Description of the task
Repeat the material exactly, every line of it.

⁂

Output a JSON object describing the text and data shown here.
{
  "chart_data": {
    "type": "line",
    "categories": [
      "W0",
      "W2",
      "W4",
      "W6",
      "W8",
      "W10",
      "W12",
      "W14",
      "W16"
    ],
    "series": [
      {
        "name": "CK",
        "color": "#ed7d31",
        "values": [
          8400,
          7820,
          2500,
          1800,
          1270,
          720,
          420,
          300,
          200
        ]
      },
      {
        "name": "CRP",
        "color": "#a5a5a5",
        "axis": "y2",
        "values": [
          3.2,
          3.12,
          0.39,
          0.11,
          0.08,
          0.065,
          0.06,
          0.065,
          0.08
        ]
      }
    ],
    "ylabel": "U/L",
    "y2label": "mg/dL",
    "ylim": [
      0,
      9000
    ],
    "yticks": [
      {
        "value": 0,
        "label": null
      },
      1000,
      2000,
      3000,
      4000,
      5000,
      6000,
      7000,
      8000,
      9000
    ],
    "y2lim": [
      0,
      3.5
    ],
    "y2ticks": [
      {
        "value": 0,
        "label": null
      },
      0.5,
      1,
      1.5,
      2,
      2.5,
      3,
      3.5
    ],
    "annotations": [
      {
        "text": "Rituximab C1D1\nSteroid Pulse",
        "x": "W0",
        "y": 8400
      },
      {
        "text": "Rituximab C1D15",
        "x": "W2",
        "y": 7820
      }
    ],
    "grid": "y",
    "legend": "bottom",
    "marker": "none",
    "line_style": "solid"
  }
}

⁂

Exercise answer
Output a JSON object describing the text and data shown here.
{
  "chart_data": {
    "type": "line",
    "categories": [
      "W0",
      "W2",
      "W4",
      "W6",
      "W8",
      "W10",
      "W12",
      "W14",
      "W16"
    ],
    "series": [
      {
        "name": "CK",
        "color": "#ed7d31",
        "values": [
          8400,
          7820,
          2500,
          1800,
          1270,
          720,
          420,
          300,
          200
        ]
      },
      {
        "name": "CRP",
        "color": "#a5a5a5",
        "axis": "y2",
        "values": [
          3.2,
          3.12,
          0.39,
          0.11,
          0.08,
          0.065,
          0.06,
          0.065,
          0.08
        ]
      }
    ],
    "ylabel": "U/L",
    "y2label": "mg/dL",
    "ylim": [
      0,
      9000
    ],
    "yticks": [
      {
        "value": 0,
        "label": null
      },
      1000,
      2000,
      3000,
      4000,
      5000,
      6000,
      7000,
      8000,
      9000
    ],
    "y2lim": [
      0,
      3.5
    ],
    "y2ticks": [
      {
        "value": 0,
        "label": null
      },
      0.5,
      1,
      1.5,
      2,
      2.5,
      3,
      3.5
    ],
    "annotations": [
      {
        "text": "Rituximab C1D1\nSteroid Pulse",
        "x": "W0",
        "y": 8400
      },
      {
        "text": "Rituximab C1D15",
        "x": "W2",
        "y": 7820
      }
    ],
    "grid": "y",
    "legend": "bottom",
    "marker": "none",
    "line_style": "solid"
  }
}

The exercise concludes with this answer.